Reply #17 on: July 04, 2007, 21:19:58 PM
Mongoose and Funky Chicken are totally right on the laws of physics.  they really dont change.  People on this forum (well Serious at least) go on as if the whole system radically changes every couple of years when it really doesnt.  Quantum physics didnt change how balls roll around.  When string theory appeared it didnt change quantum effects or balls rolling round.  When the next insight appears it still wont change how balls roll around.  The laws of thermodynamics and macroscopic objects are proven - the only things that have changed is people have found that the same rules dont apply to tiny or massive objects, or when travelling at incredibly high speed.  The day to day rules dont change and havent in any noticeable way since Newton and co wrote them down.



Quote from: Dave
the idea of perpetual motion, by definition, violates the laws of thermal dynamics

People get too jumpy about perpetual motion machines automatically being false.  Strictly they are of course since the test is do they disobey the laws of thermodynamics.  And they will never pass that test, Daves right.

*Data provided*:

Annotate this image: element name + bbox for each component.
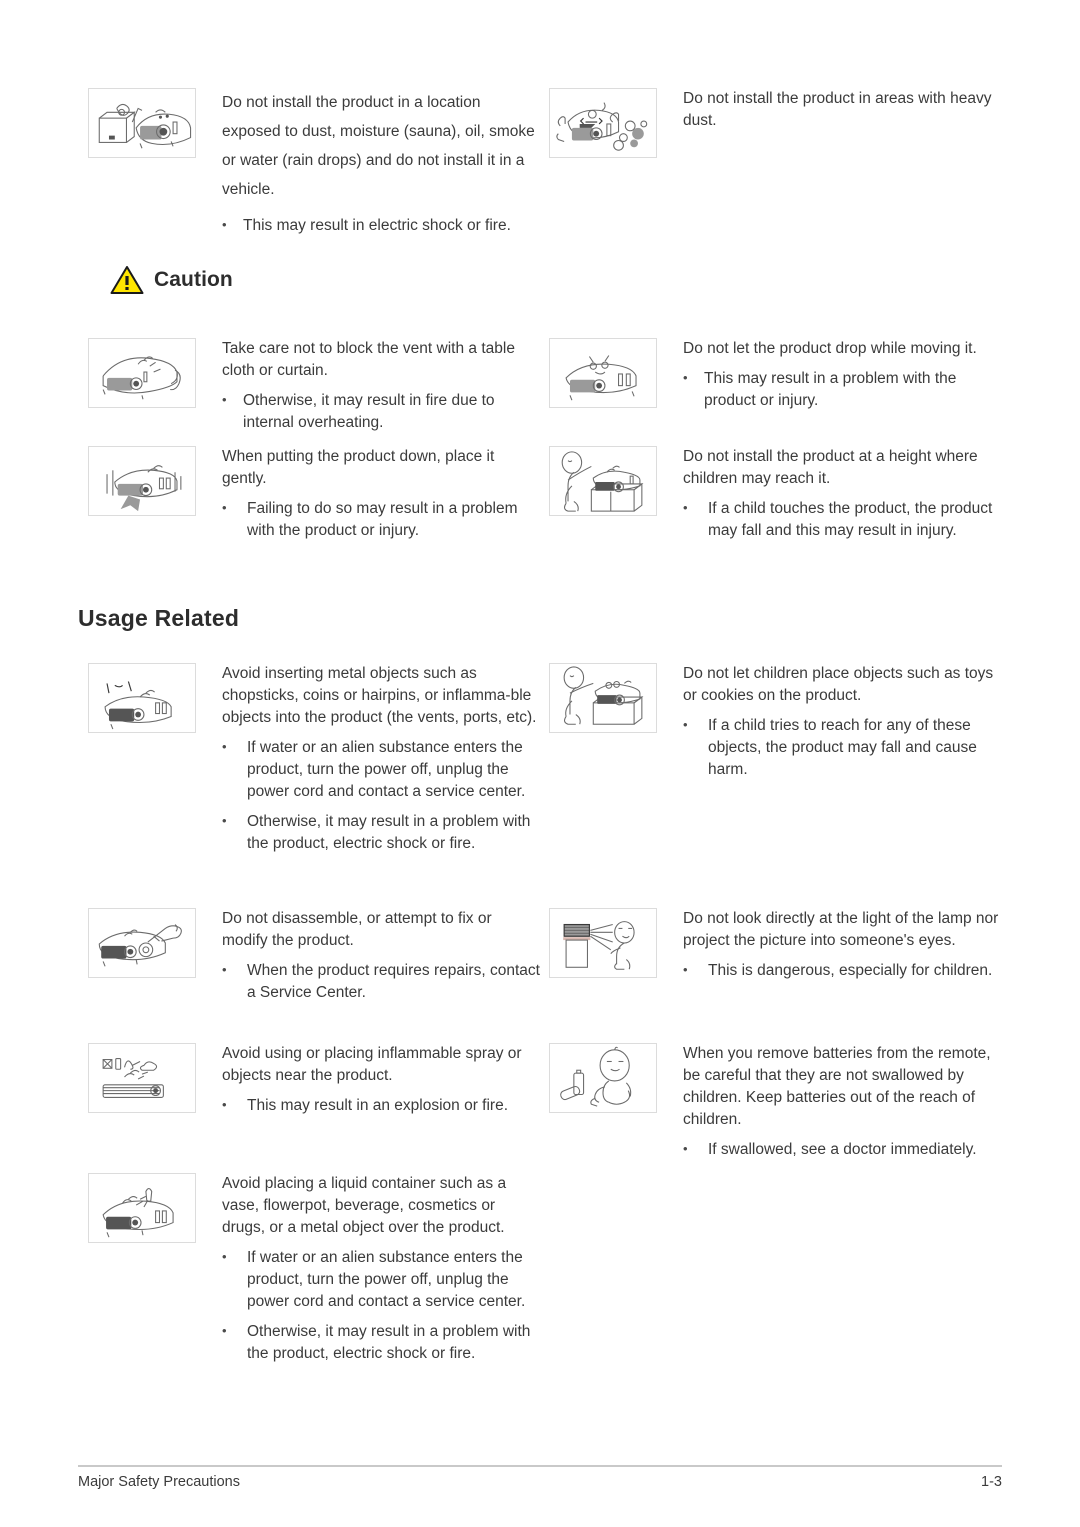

*Required task*: Carry on the forum post about physics and perpetual motion, starting right after its last sentence. The data plays no part here and can be left aside.

*Answer to this task*:
I have no problems however in believing that a machine can use a magnetic field from the earth or radiation from the big bang or heat in the universe to effectively be a perpetual motion machine.  We probably wont understand how its working but it might satisfy all the rules.


I cba to look at the link since itll almost certainly be a fake or an error of measurement but I still reckon that someone will come up with something that can move forever.  Ultimately itll turn out to be pulling the energy from some obscure particle or some field in the universe but if it moves forever without requiring conventional energy then its probably good enough.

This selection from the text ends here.